WHAT YOU ARE ASKED TO DO: In the article on India's economic growth below, reproduce word for word the stretch from "China presents a" through "output per worker.".

EXERCISE PASSAGE:

————————

Powering India’s economic growth
India’s decline to a 5.7% growth rate in April-June 2017 (Q1) has evoked much consternation and debate. The decline has been attributed to internal “black swan” events like demonetization, as also to global macro factors such as slower growth in advanced economies. These factors, while explaining the recent developments in Indian gross domestic product (GDP), can be considered transient factors in addressing the growth challenges. These challenge need to be viewed from a radically different perspective—that of facilitating the development of regional powerhouses within the economy.
To put this in context, India, with its $2.3 trillion nominal GDP in the year ended December 2016, is the sixth largest economy in the world. Yet, the US’ richest state—California, with a GDP of $2.5 trillion in 2015 and with only 3% of India’s population—was significantly ahead of India’s GDP of $2.09 trillion even in that year. In fact, if ranked as an “economy”, it would have ranked sixth in the world, ahead of even France. Similarly, if they had been separate countries, three US states—California, Texas and New York—would rank in the world’s 11 largest economies.
China presents a similar story, with three of its provinces—Guangdong, Jiangsu and Shandong—accounting for GDPs of more than $1 trillion each. If considered as stand-alone entities, much like the three largest US states, these three provinces would also rank among the world’s biggest emerging market economies.
The stories of the US and China have one common thread running through them—a large part of economic growth is fuelled by provincial/regional powerhouses. Further, when adjusted for the size of the workforce, such provincial powerhouses—especially those in the US—present a picture of high productivity, measured by the output per worker.
Maharashtra, with a GDP of $0.25 trillion, is the richest state in India, followed by Tamil Nadu ($0.17 trillion) and Uttar Pradesh ($0.16 trillion). However, Maharashtra’s GDP equals that of Connecticut ($0.26 trillion)—a state ranked 23rd in the US by GDP. To further put things in perspective, Maharashtra’s area is 21 times larger and it has a population 31 times Connecticut’s.
Recent reports suggest that India—with a GDP of $6.84 trillion—will emerge as the third-largest economy in the world by 2030, surpassing four developed nations—Japan, Germany, Britain and France. It is clear that India’s trajectory to the “world’s top three largest economies” will be shaped by the movement of the output of India’s top states. In particular, it is the transformation of these Indian states into provincial powerhouses and trillion-dollar economies, akin to those in the US or China, that will shape the country’s destiny going forward.

————————

RECORD EXCERPTS:

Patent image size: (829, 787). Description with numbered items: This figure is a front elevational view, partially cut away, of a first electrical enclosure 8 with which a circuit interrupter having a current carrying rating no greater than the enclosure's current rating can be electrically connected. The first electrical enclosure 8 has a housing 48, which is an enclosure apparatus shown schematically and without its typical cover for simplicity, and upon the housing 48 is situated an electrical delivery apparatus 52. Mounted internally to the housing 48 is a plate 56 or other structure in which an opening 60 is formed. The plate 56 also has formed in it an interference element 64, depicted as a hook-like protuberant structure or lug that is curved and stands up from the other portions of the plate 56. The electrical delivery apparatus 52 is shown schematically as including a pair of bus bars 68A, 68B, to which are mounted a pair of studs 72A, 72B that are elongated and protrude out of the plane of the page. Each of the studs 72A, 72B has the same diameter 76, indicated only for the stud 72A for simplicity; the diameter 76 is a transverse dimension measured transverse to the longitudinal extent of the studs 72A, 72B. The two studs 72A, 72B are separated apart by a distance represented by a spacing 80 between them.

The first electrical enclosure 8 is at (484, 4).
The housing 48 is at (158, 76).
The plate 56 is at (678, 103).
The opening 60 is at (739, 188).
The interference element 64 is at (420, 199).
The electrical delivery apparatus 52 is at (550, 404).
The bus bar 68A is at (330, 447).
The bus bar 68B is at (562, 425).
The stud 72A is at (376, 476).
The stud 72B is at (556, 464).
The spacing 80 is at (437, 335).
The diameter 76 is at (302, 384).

————————

SOLUTION:
China presents a similar story, with three of its provinces—Guangdong, Jiangsu and Shandong—accounting for GDPs of more than $1 trillion each. If considered as stand-alone entities, much like the three largest US states, these three provinces would also rank among the world’s biggest emerging market economies.
The stories of the US and China have one common thread running through them—a large part of economic growth is fuelled by provincial/regional powerhouses. Further, when adjusted for the size of the workforce, such provincial powerhouses—especially those in the US—present a picture of high productivity, measured by the output per worker.